WHAT YOU SHOULD DO
Find all lines in the records that include the word "screenshot", and copy them out.

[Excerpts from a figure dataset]
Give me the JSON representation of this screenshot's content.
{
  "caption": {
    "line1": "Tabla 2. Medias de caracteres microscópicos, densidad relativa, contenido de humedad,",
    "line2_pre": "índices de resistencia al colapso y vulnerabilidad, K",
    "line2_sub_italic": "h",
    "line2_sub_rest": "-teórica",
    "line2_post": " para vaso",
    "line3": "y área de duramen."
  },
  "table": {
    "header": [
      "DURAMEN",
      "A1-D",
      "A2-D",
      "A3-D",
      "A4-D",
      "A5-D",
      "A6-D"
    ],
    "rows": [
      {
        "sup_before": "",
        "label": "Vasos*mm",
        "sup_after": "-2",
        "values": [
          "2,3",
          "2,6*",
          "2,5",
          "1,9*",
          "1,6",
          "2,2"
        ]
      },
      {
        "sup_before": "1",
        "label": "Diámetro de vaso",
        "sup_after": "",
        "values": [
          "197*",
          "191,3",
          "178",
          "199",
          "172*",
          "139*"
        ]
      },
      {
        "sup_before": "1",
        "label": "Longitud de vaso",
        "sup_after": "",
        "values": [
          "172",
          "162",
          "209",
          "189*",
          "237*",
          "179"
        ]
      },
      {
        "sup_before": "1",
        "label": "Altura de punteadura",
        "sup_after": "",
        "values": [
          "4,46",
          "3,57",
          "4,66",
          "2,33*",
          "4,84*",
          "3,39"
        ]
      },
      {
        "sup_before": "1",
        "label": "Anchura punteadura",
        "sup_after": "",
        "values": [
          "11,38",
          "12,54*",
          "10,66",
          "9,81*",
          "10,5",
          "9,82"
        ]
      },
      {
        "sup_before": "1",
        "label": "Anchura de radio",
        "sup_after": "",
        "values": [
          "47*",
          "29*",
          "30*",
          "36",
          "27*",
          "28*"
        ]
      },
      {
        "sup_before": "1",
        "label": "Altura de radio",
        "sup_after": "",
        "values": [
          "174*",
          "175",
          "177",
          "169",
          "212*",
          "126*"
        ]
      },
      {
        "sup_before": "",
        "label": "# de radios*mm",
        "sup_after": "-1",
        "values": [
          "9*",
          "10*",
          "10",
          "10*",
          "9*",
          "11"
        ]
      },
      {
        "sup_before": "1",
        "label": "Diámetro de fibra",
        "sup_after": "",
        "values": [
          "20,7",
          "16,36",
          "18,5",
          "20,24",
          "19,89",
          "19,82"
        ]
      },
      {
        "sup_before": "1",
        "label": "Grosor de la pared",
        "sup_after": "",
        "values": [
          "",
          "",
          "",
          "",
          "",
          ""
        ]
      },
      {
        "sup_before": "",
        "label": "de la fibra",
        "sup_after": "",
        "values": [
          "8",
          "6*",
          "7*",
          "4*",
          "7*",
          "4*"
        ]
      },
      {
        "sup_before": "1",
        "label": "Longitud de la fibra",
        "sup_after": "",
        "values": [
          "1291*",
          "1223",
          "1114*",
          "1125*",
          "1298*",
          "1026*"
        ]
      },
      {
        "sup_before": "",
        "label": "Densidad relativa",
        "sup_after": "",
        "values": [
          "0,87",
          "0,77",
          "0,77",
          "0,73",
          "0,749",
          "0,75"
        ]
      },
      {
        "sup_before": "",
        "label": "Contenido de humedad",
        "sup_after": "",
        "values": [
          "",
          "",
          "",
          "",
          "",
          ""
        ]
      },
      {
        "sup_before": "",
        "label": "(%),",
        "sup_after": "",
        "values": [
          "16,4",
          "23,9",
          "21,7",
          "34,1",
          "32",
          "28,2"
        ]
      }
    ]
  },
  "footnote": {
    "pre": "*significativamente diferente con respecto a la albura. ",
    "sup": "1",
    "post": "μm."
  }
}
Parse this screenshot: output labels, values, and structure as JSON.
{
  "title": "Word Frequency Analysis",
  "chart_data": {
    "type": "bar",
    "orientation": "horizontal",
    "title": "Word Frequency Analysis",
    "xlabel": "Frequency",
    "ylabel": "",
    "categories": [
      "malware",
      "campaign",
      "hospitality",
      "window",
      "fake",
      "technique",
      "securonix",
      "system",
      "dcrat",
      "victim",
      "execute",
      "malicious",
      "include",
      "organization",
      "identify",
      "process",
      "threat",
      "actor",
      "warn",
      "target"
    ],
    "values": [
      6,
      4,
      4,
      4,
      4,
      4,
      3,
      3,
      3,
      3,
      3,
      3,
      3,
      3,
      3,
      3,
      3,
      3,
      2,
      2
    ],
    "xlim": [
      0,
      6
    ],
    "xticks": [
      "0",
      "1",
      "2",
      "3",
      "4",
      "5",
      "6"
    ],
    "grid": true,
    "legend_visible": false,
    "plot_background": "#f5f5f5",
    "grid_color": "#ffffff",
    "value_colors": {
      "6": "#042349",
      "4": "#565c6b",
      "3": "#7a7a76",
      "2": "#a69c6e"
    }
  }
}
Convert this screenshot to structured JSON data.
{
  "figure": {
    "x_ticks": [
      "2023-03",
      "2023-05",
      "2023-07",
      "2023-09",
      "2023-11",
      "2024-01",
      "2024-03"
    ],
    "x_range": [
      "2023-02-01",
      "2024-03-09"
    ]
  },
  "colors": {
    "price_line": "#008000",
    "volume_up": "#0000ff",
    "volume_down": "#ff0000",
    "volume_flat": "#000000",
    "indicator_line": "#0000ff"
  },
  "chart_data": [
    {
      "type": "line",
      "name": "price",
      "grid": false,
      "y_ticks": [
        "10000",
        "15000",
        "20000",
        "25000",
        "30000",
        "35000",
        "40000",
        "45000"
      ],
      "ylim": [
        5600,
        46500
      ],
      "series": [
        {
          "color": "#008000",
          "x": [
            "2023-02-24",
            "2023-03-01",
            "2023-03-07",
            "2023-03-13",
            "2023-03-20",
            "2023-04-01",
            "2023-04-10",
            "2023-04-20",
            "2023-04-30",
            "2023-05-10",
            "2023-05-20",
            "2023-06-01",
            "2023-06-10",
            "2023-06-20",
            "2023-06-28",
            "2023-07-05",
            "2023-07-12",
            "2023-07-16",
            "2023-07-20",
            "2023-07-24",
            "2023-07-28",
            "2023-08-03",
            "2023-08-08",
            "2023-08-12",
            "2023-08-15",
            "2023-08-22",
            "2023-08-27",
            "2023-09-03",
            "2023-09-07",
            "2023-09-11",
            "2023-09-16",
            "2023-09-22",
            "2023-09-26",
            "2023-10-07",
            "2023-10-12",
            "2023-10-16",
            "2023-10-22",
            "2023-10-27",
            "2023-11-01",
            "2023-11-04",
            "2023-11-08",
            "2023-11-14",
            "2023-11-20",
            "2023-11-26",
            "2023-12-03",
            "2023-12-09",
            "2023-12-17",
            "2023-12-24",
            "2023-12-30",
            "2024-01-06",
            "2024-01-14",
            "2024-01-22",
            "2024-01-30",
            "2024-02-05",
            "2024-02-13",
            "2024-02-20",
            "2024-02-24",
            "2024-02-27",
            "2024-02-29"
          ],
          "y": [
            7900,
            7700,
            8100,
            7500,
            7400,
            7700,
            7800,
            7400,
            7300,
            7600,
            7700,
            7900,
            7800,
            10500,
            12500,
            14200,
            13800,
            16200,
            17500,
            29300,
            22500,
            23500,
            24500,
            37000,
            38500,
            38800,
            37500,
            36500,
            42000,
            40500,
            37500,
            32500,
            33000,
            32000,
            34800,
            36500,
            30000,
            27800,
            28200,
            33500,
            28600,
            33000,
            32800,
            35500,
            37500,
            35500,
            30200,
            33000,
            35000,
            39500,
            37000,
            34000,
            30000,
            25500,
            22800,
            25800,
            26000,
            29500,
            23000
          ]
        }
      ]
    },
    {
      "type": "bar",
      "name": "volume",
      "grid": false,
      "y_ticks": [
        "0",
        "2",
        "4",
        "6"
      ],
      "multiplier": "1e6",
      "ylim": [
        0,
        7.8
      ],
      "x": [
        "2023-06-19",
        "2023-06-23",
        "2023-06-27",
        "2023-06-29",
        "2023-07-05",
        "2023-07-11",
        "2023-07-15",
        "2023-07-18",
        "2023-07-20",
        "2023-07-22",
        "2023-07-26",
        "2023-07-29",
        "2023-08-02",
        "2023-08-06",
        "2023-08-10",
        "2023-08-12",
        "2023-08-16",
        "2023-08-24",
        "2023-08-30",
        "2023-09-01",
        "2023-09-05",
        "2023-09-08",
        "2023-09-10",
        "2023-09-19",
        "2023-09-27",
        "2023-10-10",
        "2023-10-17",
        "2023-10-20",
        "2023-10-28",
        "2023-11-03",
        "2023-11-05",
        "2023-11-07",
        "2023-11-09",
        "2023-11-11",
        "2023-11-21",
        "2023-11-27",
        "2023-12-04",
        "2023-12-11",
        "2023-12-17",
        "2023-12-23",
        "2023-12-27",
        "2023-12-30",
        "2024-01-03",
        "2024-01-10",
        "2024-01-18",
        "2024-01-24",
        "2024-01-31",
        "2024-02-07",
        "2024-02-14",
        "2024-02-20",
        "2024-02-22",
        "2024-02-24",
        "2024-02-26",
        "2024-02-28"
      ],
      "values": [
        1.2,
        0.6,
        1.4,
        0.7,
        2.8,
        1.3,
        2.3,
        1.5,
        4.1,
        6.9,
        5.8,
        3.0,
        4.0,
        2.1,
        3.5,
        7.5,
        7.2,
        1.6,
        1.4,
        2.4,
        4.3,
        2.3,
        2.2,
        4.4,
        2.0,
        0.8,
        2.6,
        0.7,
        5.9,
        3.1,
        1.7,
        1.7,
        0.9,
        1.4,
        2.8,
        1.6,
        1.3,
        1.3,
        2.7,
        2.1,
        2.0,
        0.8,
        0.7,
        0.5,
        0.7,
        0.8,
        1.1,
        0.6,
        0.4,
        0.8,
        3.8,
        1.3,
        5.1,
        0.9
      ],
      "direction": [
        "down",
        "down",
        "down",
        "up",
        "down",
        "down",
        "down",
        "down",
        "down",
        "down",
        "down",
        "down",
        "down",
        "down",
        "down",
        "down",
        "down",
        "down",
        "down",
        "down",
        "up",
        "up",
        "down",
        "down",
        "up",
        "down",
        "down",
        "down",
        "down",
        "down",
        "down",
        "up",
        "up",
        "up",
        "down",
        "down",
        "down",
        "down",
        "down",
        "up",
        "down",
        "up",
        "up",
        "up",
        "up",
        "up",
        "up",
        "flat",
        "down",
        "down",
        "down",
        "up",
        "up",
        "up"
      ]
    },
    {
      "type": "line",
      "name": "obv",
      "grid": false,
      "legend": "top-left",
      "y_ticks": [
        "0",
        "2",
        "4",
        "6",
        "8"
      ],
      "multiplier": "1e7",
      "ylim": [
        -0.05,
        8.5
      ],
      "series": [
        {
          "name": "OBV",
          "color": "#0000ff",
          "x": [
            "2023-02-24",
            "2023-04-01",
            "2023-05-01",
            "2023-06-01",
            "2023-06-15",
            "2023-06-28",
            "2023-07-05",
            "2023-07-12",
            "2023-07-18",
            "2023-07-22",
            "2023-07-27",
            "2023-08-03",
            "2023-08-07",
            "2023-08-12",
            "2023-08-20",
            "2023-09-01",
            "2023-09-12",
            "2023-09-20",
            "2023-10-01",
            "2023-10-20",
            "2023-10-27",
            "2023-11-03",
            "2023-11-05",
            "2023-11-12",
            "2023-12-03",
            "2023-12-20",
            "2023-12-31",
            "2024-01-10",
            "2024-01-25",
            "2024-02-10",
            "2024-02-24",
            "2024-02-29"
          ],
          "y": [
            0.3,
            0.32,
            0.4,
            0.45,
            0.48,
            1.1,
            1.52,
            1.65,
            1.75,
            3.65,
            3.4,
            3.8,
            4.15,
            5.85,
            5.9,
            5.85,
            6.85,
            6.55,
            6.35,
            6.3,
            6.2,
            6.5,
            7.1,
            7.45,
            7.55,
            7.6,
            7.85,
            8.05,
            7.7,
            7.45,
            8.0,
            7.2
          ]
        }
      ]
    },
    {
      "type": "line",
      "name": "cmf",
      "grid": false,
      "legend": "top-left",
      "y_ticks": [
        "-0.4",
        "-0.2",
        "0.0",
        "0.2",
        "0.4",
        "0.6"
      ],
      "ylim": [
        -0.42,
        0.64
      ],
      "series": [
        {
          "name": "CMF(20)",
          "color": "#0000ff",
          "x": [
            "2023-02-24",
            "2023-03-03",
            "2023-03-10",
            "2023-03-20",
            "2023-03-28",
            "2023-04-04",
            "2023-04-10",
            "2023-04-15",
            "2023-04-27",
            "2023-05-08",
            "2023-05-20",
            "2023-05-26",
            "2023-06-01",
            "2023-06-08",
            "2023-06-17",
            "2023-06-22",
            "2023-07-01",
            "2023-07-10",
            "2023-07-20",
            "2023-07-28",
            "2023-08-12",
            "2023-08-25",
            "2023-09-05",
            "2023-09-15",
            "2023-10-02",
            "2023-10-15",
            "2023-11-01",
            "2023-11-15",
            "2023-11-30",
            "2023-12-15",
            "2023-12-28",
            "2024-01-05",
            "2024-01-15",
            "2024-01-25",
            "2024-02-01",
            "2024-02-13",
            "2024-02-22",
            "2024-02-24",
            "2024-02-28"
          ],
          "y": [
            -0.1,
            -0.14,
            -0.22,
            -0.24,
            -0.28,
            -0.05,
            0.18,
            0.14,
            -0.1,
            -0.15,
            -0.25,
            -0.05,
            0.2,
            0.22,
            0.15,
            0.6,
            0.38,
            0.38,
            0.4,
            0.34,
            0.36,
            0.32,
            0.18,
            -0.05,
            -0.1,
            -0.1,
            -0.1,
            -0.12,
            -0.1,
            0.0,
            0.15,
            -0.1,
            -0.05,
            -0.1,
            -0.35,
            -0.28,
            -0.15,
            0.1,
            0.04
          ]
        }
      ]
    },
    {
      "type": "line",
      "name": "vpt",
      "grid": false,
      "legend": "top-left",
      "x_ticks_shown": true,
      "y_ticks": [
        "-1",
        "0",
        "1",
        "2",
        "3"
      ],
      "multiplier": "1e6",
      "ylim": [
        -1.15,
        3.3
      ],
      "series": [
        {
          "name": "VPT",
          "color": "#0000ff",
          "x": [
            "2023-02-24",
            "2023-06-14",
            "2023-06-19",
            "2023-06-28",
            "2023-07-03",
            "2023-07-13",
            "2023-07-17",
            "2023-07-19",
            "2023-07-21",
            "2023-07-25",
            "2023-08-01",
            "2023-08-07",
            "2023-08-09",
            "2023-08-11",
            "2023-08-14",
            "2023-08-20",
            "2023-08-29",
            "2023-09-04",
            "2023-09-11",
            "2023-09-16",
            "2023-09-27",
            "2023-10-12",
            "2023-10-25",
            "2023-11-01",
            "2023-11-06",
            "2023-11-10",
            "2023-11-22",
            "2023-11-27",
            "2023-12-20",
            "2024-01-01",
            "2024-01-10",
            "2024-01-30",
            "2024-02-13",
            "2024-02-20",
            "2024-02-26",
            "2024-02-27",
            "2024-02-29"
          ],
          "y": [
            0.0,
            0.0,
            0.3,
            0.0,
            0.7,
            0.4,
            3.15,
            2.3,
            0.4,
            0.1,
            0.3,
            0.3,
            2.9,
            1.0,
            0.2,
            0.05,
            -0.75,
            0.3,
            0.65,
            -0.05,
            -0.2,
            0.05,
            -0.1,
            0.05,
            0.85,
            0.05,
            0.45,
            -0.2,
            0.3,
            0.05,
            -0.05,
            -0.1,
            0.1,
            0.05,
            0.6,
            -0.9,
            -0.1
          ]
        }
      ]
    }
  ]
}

CORRECT RESPONSE
Give me the JSON representation of this screenshot's content.
Parse this screenshot: output labels, values, and structure as JSON.
Convert this screenshot to structured JSON data.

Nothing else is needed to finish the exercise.